Data excerpts:
....................
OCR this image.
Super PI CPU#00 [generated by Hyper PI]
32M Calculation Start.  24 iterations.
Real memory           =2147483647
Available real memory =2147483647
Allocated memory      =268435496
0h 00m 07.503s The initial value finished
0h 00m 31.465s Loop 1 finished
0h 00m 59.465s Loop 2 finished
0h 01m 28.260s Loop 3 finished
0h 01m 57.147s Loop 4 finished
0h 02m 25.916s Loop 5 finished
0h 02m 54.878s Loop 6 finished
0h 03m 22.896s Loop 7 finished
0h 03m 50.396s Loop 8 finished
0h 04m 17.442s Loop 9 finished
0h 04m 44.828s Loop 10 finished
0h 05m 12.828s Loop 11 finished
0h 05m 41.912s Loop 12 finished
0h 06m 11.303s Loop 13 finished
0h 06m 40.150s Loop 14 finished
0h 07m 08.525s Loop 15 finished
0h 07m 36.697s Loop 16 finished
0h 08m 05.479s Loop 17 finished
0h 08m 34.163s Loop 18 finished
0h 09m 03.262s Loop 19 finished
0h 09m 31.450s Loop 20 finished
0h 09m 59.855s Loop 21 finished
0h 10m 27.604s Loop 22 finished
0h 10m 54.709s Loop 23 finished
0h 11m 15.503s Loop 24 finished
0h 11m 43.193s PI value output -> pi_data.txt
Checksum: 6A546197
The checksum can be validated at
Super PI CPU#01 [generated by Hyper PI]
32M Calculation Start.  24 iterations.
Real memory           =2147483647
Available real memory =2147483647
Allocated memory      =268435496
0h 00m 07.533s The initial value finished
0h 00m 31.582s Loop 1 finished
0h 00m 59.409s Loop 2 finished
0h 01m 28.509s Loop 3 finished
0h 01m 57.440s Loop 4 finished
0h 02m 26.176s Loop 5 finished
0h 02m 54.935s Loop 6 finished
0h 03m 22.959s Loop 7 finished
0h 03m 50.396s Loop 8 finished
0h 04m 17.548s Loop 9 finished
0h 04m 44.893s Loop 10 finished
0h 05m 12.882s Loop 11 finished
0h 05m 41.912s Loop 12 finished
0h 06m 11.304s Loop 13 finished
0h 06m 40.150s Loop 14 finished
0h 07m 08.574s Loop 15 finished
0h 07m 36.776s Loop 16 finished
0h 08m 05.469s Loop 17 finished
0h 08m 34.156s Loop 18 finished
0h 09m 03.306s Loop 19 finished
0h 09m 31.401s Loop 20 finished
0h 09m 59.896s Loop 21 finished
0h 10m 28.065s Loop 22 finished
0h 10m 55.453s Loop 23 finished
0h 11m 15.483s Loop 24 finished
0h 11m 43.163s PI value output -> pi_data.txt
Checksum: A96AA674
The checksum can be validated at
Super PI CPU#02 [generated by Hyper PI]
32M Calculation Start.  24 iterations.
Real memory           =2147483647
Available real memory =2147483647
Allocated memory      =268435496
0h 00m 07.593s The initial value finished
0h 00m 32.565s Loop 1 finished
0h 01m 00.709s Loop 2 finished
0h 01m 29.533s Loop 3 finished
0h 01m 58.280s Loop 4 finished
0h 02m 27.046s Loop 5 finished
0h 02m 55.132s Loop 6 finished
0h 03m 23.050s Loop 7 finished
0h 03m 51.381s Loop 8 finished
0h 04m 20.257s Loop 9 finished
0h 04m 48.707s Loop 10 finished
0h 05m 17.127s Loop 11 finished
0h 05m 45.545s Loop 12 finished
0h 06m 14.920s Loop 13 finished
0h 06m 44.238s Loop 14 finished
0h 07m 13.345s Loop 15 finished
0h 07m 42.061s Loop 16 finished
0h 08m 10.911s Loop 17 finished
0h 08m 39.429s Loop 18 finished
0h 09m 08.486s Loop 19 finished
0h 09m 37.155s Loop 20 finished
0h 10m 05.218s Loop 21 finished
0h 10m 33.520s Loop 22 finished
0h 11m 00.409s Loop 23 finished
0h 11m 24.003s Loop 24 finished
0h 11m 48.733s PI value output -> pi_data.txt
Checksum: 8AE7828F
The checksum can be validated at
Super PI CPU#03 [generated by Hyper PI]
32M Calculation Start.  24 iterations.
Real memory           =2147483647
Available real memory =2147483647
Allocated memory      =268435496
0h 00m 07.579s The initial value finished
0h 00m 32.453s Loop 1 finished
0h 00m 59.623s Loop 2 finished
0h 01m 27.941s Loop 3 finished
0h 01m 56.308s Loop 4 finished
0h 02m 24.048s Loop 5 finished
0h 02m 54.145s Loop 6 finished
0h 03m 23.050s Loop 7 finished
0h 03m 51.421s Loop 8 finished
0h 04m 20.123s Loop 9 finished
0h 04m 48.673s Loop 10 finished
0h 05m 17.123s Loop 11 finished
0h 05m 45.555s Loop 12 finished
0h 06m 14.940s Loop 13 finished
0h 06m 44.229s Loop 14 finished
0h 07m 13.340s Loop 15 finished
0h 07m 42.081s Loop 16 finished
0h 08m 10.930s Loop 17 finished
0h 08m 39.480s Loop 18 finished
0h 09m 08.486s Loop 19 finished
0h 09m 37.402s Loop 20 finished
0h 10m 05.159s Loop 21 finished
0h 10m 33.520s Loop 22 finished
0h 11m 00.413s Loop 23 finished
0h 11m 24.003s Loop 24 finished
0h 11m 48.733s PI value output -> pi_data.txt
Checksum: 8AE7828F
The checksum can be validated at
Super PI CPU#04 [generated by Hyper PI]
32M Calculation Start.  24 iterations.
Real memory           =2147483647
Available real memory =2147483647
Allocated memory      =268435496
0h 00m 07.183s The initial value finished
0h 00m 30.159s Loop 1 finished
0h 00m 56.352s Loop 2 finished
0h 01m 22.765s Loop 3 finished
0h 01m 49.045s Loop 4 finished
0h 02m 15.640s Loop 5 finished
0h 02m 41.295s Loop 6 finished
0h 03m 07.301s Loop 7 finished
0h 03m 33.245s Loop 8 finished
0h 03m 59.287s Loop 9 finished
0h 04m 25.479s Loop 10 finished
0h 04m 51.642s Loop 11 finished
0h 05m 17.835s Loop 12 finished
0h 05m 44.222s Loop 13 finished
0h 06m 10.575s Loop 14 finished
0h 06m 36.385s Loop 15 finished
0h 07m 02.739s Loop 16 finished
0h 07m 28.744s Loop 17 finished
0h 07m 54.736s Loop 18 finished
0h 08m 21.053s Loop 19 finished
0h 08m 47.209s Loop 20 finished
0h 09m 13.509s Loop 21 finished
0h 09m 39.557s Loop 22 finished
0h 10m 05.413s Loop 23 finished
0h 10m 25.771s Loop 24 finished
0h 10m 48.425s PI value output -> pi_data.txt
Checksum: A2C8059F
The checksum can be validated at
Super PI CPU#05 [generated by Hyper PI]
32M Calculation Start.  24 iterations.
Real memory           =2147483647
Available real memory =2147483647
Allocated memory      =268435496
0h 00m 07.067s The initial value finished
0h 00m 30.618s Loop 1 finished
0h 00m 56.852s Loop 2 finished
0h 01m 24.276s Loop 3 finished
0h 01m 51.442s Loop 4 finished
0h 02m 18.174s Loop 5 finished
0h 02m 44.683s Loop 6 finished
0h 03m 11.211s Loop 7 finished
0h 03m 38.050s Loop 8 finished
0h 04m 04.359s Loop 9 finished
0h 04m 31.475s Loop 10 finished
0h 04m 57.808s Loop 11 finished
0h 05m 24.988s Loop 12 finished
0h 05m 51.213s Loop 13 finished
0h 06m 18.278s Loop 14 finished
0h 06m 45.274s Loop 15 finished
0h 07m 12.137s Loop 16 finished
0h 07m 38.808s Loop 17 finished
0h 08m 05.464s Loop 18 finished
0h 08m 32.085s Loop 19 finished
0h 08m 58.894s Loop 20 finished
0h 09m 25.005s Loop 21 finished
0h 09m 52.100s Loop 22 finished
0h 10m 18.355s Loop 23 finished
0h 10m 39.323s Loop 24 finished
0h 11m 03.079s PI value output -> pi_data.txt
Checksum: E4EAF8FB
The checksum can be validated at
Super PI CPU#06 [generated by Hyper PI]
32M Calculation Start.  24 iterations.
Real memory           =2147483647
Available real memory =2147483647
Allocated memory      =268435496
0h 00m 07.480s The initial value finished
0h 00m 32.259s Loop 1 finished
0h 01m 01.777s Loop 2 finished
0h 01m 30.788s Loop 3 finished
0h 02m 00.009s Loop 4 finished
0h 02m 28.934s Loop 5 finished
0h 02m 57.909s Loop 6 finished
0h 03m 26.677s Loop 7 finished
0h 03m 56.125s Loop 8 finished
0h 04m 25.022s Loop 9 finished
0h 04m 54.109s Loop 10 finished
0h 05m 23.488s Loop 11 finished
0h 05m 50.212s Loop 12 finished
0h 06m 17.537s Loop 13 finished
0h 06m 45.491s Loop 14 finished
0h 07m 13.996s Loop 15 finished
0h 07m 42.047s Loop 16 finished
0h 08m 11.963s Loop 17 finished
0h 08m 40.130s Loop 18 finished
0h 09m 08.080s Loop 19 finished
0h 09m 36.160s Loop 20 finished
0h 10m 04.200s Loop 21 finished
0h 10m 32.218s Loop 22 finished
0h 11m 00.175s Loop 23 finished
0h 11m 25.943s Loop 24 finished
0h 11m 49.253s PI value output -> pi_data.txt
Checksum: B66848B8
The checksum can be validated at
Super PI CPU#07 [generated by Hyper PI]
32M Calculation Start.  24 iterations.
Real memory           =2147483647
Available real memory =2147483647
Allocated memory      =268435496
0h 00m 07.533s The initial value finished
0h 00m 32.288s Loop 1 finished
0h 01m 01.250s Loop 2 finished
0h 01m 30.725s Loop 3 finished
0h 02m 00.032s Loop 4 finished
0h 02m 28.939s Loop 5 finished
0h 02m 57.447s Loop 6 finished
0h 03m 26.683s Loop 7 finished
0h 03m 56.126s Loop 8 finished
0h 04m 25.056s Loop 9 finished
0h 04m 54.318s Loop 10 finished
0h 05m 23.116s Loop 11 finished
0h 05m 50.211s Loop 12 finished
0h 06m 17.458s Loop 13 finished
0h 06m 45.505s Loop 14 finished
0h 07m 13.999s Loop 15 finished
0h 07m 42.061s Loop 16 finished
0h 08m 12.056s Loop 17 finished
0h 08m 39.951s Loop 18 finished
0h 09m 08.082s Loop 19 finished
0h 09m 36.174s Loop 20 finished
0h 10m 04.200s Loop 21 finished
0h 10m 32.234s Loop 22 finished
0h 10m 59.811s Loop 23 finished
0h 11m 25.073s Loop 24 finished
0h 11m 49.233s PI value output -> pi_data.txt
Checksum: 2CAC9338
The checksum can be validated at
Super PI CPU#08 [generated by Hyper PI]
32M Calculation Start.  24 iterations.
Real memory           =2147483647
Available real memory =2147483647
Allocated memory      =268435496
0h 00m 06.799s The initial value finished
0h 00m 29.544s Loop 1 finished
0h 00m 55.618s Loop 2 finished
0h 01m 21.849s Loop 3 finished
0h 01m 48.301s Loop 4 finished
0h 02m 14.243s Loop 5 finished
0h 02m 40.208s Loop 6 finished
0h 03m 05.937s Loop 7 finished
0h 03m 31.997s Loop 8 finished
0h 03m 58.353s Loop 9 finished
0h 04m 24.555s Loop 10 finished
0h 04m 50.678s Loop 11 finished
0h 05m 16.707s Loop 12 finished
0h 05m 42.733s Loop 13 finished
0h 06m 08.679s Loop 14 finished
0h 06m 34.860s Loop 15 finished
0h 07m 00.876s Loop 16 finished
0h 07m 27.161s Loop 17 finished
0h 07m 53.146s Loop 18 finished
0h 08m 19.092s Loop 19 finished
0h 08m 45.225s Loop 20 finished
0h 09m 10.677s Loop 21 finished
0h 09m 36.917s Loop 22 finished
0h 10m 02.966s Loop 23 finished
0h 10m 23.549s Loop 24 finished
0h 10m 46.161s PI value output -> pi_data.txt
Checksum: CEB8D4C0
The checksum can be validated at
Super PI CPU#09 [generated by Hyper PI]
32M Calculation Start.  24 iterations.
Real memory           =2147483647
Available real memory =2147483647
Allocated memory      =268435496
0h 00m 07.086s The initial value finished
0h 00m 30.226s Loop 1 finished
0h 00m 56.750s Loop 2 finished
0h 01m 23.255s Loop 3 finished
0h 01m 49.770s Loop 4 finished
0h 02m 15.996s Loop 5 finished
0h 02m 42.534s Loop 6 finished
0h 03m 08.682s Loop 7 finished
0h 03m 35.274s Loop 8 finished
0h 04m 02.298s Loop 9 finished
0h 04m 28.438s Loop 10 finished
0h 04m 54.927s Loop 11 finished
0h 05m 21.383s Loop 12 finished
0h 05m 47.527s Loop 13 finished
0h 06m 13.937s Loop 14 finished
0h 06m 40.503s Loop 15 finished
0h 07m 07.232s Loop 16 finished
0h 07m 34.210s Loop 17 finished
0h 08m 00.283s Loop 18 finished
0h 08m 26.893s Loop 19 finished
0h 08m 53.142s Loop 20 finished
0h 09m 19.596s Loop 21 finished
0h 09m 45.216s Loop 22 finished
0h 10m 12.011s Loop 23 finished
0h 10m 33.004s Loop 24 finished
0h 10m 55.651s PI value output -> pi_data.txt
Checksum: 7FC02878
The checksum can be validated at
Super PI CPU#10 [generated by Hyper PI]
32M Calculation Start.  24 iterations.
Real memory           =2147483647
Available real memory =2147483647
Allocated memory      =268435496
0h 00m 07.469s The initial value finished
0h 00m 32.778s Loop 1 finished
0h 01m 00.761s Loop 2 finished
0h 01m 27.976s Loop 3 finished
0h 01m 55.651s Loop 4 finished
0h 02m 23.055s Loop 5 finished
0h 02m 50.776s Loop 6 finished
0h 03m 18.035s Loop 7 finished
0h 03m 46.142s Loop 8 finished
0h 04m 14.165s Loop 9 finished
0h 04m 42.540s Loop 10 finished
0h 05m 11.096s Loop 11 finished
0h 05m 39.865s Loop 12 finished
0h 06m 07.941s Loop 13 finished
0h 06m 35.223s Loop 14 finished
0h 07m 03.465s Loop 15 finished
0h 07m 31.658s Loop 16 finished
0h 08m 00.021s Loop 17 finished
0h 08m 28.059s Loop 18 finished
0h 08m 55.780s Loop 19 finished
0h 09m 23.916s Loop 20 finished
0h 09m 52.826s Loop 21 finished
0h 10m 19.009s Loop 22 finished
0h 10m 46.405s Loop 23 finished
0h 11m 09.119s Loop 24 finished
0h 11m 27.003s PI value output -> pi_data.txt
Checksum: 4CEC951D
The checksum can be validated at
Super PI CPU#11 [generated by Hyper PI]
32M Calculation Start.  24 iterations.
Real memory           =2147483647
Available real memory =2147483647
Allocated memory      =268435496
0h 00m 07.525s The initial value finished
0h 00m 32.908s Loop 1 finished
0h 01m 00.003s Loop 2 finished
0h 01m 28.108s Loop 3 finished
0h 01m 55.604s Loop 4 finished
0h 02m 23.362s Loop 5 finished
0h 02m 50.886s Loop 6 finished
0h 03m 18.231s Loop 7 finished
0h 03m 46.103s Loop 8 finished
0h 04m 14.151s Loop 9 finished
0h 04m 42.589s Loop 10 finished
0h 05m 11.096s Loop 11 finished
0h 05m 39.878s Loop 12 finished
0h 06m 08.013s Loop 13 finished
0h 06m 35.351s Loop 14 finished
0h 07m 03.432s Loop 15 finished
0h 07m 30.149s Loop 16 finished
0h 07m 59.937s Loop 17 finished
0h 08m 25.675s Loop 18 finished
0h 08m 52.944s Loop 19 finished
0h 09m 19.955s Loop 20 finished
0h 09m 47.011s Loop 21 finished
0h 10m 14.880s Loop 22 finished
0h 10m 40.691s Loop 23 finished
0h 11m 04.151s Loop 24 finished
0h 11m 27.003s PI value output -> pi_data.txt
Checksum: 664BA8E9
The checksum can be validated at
....................
■ THE PROBLEM ■
Find the lines containing "Hyper" and pull them out.

■ REPLY TO THE EXERCISE ■
Super PI CPU#00 [generated by Hyper PI]
Super PI CPU#01 [generated by Hyper PI]
Super PI CPU#02 [generated by Hyper PI]
Super PI CPU#03 [generated by Hyper PI]
Super PI CPU#04 [generated by Hyper PI]
Super PI CPU#05 [generated by Hyper PI]
Super PI CPU#06 [generated by Hyper PI]
Super PI CPU#07 [generated by Hyper PI]
Super PI CPU#08 [generated by Hyper PI]
Super PI CPU#09 [generated by Hyper PI]
Super PI CPU#10 [generated by Hyper PI]
Super PI CPU#11 [generated by Hyper PI]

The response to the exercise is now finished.